Stated exercise:
Nothing may be dropped or altered: reproduce all the data.

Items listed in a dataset
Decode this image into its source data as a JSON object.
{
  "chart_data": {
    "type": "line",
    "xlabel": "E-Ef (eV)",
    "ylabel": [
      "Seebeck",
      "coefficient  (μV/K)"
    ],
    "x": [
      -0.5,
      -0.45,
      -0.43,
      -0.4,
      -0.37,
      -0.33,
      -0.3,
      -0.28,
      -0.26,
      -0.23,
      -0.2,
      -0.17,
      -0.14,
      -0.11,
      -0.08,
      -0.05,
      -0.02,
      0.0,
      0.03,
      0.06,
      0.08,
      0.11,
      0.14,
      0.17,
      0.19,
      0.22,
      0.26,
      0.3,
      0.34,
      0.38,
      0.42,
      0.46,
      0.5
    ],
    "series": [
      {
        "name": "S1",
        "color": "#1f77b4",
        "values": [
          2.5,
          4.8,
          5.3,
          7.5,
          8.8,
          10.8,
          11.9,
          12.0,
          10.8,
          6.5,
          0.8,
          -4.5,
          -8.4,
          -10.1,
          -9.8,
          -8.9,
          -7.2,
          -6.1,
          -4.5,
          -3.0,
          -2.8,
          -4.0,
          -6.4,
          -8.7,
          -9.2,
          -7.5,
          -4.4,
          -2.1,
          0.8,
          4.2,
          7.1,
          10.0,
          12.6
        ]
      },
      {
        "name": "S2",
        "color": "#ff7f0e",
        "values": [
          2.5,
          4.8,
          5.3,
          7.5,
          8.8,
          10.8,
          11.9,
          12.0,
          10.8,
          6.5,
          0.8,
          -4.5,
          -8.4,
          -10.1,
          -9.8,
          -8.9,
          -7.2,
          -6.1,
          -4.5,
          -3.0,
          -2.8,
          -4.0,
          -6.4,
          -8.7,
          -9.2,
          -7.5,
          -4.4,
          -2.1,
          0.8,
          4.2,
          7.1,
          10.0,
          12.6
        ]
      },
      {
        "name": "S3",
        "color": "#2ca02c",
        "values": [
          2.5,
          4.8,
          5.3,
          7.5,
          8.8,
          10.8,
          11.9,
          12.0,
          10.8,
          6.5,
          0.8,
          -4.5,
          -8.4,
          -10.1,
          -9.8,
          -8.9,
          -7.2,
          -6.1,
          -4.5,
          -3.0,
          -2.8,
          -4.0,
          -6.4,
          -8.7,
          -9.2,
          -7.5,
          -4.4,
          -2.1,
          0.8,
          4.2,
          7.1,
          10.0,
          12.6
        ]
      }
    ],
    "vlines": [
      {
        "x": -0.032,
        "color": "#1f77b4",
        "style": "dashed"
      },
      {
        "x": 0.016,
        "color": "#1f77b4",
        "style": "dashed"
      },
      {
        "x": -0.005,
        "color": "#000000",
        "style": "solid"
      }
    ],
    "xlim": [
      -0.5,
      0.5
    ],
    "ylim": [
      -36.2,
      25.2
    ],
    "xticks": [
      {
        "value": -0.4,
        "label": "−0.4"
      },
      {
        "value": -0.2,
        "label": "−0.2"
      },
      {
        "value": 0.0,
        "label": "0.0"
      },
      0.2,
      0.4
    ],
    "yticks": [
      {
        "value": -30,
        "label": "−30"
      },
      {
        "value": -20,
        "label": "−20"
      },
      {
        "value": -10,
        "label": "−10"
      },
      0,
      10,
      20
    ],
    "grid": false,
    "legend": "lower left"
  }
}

Expected answer:
Decode this image into its source data as a JSON object.
{
  "chart_data": {
    "type": "line",
    "xlabel": "E-Ef (eV)",
    "ylabel": [
      "Seebeck",
      "coefficient  (μV/K)"
    ],
    "x": [
      -0.5,
      -0.45,
      -0.43,
      -0.4,
      -0.37,
      -0.33,
      -0.3,
      -0.28,
      -0.26,
      -0.23,
      -0.2,
      -0.17,
      -0.14,
      -0.11,
      -0.08,
      -0.05,
      -0.02,
      0.0,
      0.03,
      0.06,
      0.08,
      0.11,
      0.14,
      0.17,
      0.19,
      0.22,
      0.26,
      0.3,
      0.34,
      0.38,
      0.42,
      0.46,
      0.5
    ],
    "series": [
      {
        "name": "S1",
        "color": "#1f77b4",
        "values": [
          2.5,
          4.8,
          5.3,
          7.5,
          8.8,
          10.8,
          11.9,
          12.0,
          10.8,
          6.5,
          0.8,
          -4.5,
          -8.4,
          -10.1,
          -9.8,
          -8.9,
          -7.2,
          -6.1,
          -4.5,
          -3.0,
          -2.8,
          -4.0,
          -6.4,
          -8.7,
          -9.2,
          -7.5,
          -4.4,
          -2.1,
          0.8,
          4.2,
          7.1,
          10.0,
          12.6
        ]
      },
      {
        "name": "S2",
        "color": "#ff7f0e",
        "values": [
          2.5,
          4.8,
          5.3,
          7.5,
          8.8,
          10.8,
          11.9,
          12.0,
          10.8,
          6.5,
          0.8,
          -4.5,
          -8.4,
          -10.1,
          -9.8,
          -8.9,
          -7.2,
          -6.1,
          -4.5,
          -3.0,
          -2.8,
          -4.0,
          -6.4,
          -8.7,
          -9.2,
          -7.5,
          -4.4,
          -2.1,
          0.8,
          4.2,
          7.1,
          10.0,
          12.6
        ]
      },
      {
        "name": "S3",
        "color": "#2ca02c",
        "values": [
          2.5,
          4.8,
          5.3,
          7.5,
          8.8,
          10.8,
          11.9,
          12.0,
          10.8,
          6.5,
          0.8,
          -4.5,
          -8.4,
          -10.1,
          -9.8,
          -8.9,
          -7.2,
          -6.1,
          -4.5,
          -3.0,
          -2.8,
          -4.0,
          -6.4,
          -8.7,
          -9.2,
          -7.5,
          -4.4,
          -2.1,
          0.8,
          4.2,
          7.1,
          10.0,
          12.6
        ]
      }
    ],
    "vlines": [
      {
        "x": -0.032,
        "color": "#1f77b4",
        "style": "dashed"
      },
      {
        "x": 0.016,
        "color": "#1f77b4",
        "style": "dashed"
      },
      {
        "x": -0.005,
        "color": "#000000",
        "style": "solid"
      }
    ],
    "xlim": [
      -0.5,
      0.5
    ],
    "ylim": [
      -36.2,
      25.2
    ],
    "xticks": [
      {
        "value": -0.4,
        "label": "−0.4"
      },
      {
        "value": -0.2,
        "label": "−0.2"
      },
      {
        "value": 0.0,
        "label": "0.0"
      },
      0.2,
      0.4
    ],
    "yticks": [
      {
        "value": -30,
        "label": "−30"
      },
      {
        "value": -20,
        "label": "−20"
      },
      {
        "value": -10,
        "label": "−10"
      },
      0,
      10,
      20
    ],
    "grid": false,
    "legend": "lower left"
  }
}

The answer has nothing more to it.